Problem details ▸
Look through the listing and locate every line containing the word "JSON"; copy those lines.

Data entries ▸
******
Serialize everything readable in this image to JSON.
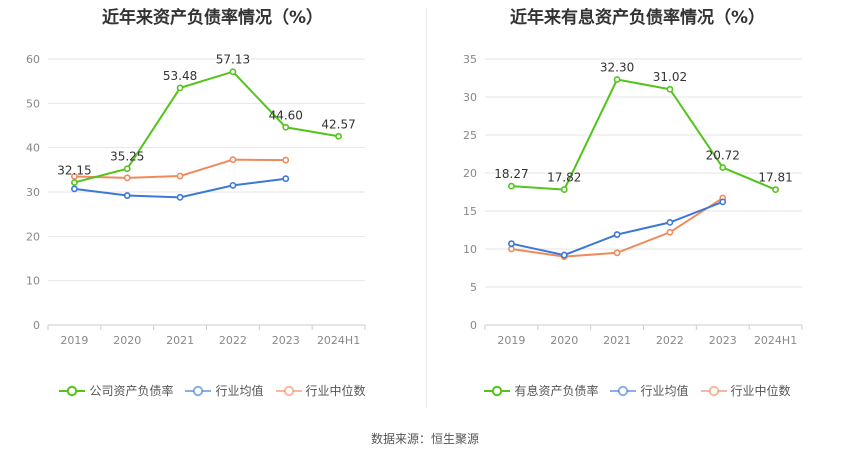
{
  "chart_data": [
    {
      "type": "line",
      "title": "近年来资产负债率情况（%）",
      "categories": [
        "2019",
        "2020",
        "2021",
        "2022",
        "2023",
        "2024H1"
      ],
      "ylim": [
        0,
        60
      ],
      "yticks": [
        0,
        10,
        20,
        30,
        40,
        50,
        60
      ],
      "grid": true,
      "legend_position": "bottom",
      "series": [
        {
          "name": "公司资产负债率",
          "color": "#52c41a",
          "values": [
            32.15,
            35.25,
            53.48,
            57.13,
            44.6,
            42.57
          ],
          "labels": [
            "32.15",
            "35.25",
            "53.48",
            "57.13",
            "44.60",
            "42.57"
          ]
        },
        {
          "name": "行业均值",
          "color": "#3b78d8",
          "values": [
            30.7,
            29.2,
            28.8,
            31.5,
            33.0,
            null
          ]
        },
        {
          "name": "行业中位数",
          "color": "#f08a5d",
          "values": [
            33.5,
            33.2,
            33.6,
            37.3,
            37.2,
            null
          ]
        }
      ]
    },
    {
      "type": "line",
      "title": "近年来有息资产负债率情况（%）",
      "categories": [
        "2019",
        "2020",
        "2021",
        "2022",
        "2023",
        "2024H1"
      ],
      "ylim": [
        0,
        35
      ],
      "yticks": [
        0,
        5,
        10,
        15,
        20,
        25,
        30,
        35
      ],
      "grid": true,
      "legend_position": "bottom",
      "series": [
        {
          "name": "有息资产负债率",
          "color": "#52c41a",
          "values": [
            18.27,
            17.82,
            32.3,
            31.02,
            20.72,
            17.81
          ],
          "labels": [
            "18.27",
            "17.82",
            "32.30",
            "31.02",
            "20.72",
            "17.81"
          ]
        },
        {
          "name": "行业均值",
          "color": "#3b78d8",
          "values": [
            10.7,
            9.2,
            11.9,
            13.5,
            16.2,
            null
          ]
        },
        {
          "name": "行业中位数",
          "color": "#f08a5d",
          "values": [
            10.0,
            9.0,
            9.5,
            12.2,
            16.7,
            null
          ]
        }
      ]
    }
  ],
  "source_text": "数据来源：恒生聚源"
}
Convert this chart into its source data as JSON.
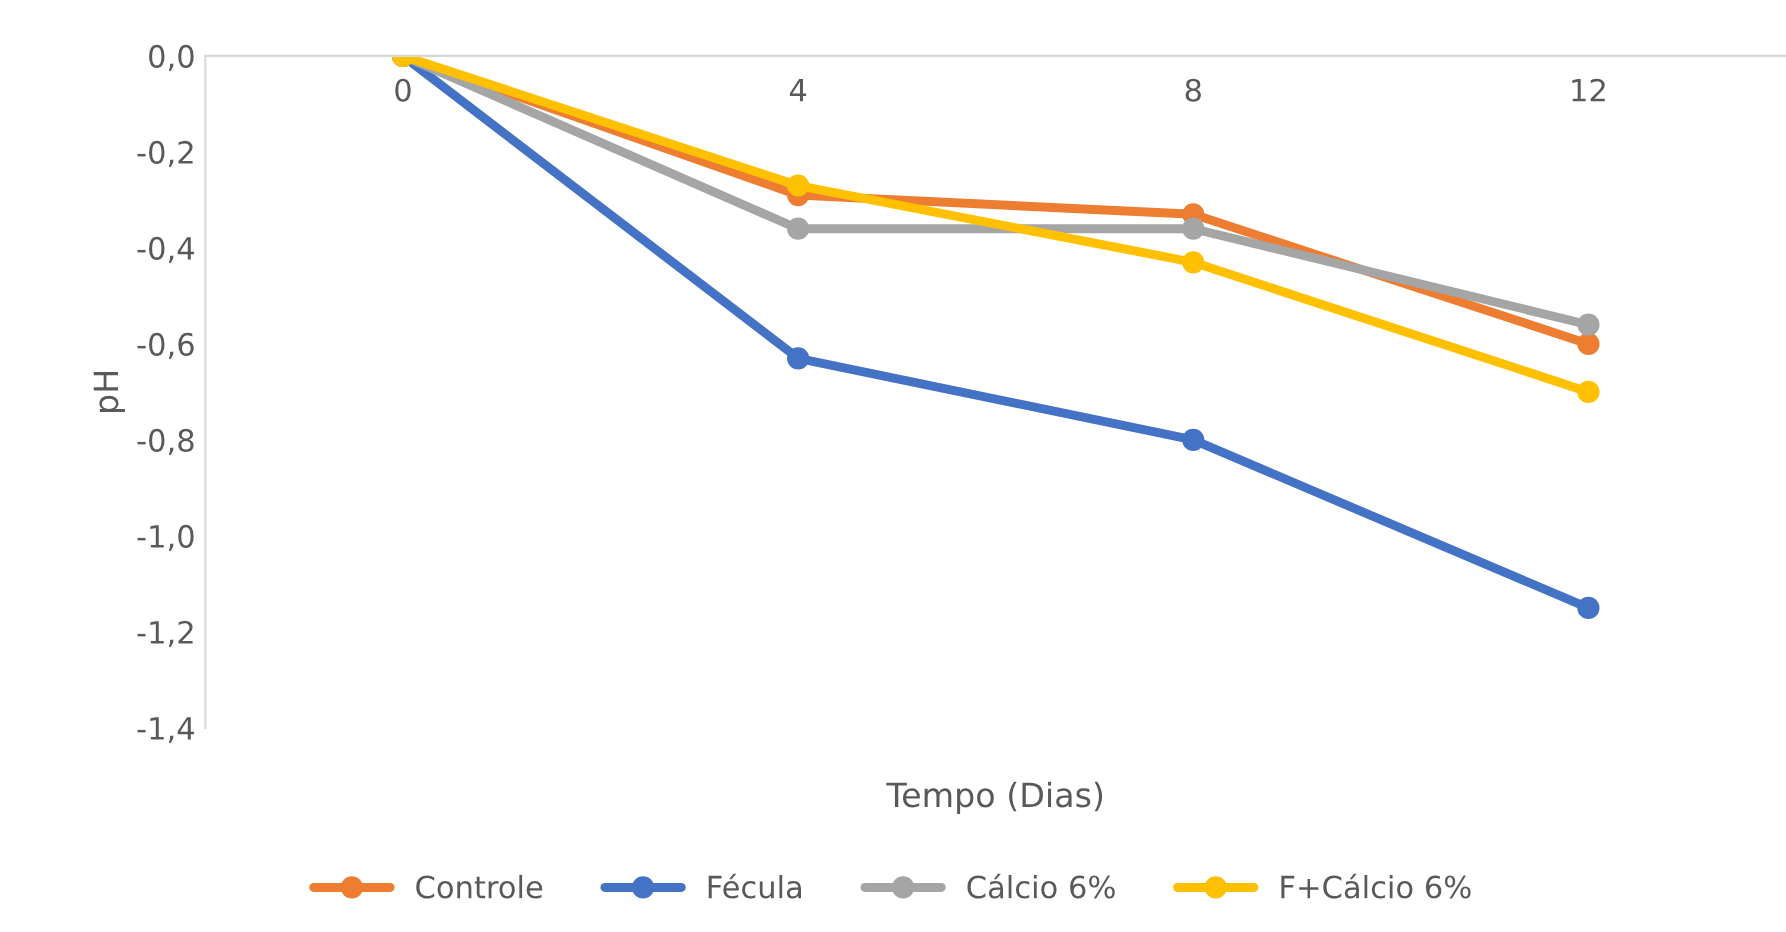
{
  "chart_data": {
    "type": "line",
    "xlabel": "Tempo (Dias)",
    "ylabel": "pH",
    "categories": [
      "0",
      "4",
      "8",
      "12"
    ],
    "series": [
      {
        "name": "Controle",
        "color": "#ed7d31",
        "values": [
          0,
          -0.29,
          -0.33,
          -0.6
        ]
      },
      {
        "name": "Fécula",
        "color": "#4472c4",
        "values": [
          0,
          -0.63,
          -0.8,
          -1.15
        ]
      },
      {
        "name": "Cálcio 6%",
        "color": "#a5a5a5",
        "values": [
          0,
          -0.36,
          -0.36,
          -0.56
        ]
      },
      {
        "name": "F+Cálcio 6%",
        "color": "#ffc000",
        "values": [
          0,
          -0.27,
          -0.43,
          -0.7
        ]
      }
    ],
    "ylim": [
      -1.4,
      0
    ],
    "yticks": [
      {
        "value": 0,
        "label": "0,0"
      },
      {
        "value": -0.2,
        "label": "-0,2"
      },
      {
        "value": -0.4,
        "label": "-0,4"
      },
      {
        "value": -0.6,
        "label": "-0,6"
      },
      {
        "value": -0.8,
        "label": "-0,8"
      },
      {
        "value": -1.0,
        "label": "-1,0"
      },
      {
        "value": -1.2,
        "label": "-1,2"
      },
      {
        "value": -1.4,
        "label": "-1,4"
      }
    ],
    "grid": false,
    "legend": "bottom",
    "marker": "circle",
    "line_style": "solid"
  }
}
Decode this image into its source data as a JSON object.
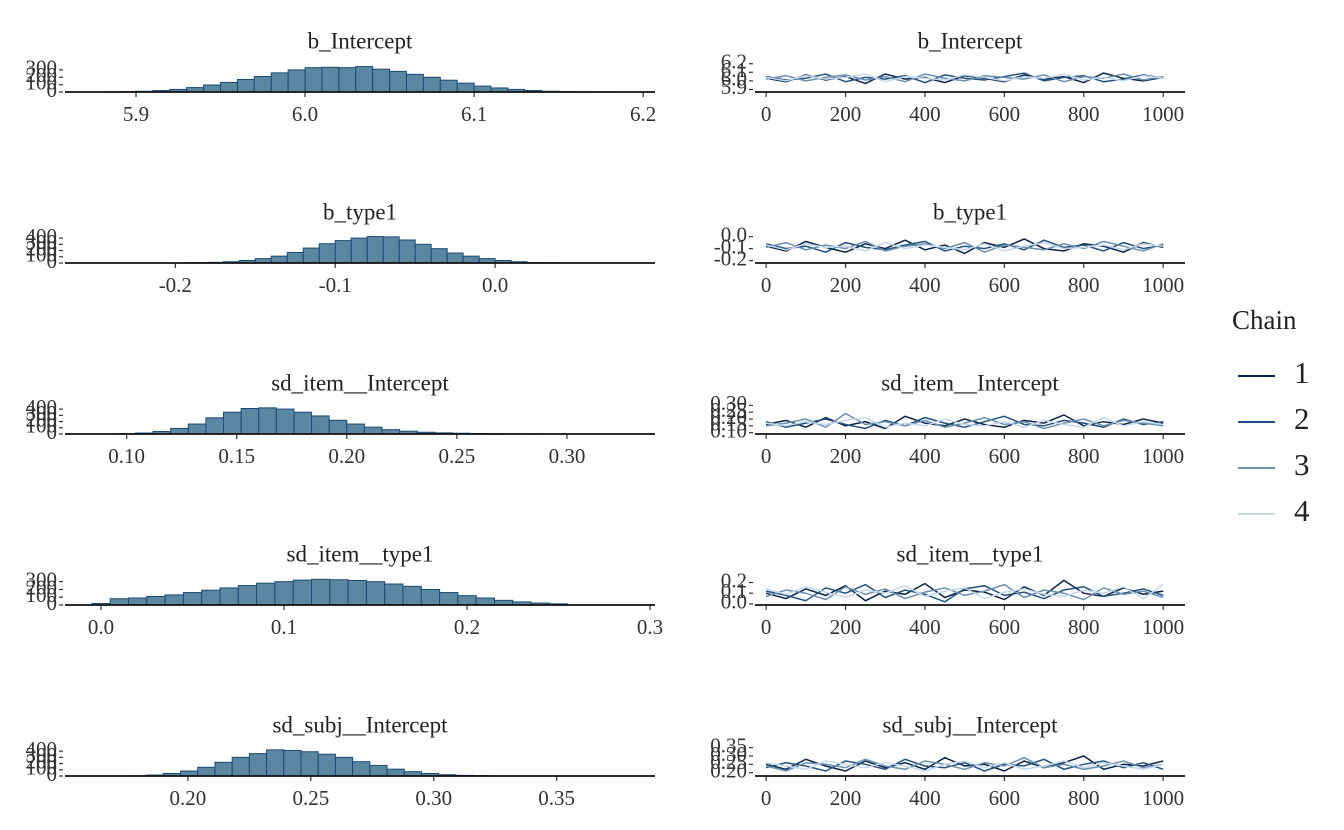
******
The output ▸
Serialize everything readable in this image to JSON.
Convert this chart into its source data as JSON.
Decode this image into its source data as a JSON object.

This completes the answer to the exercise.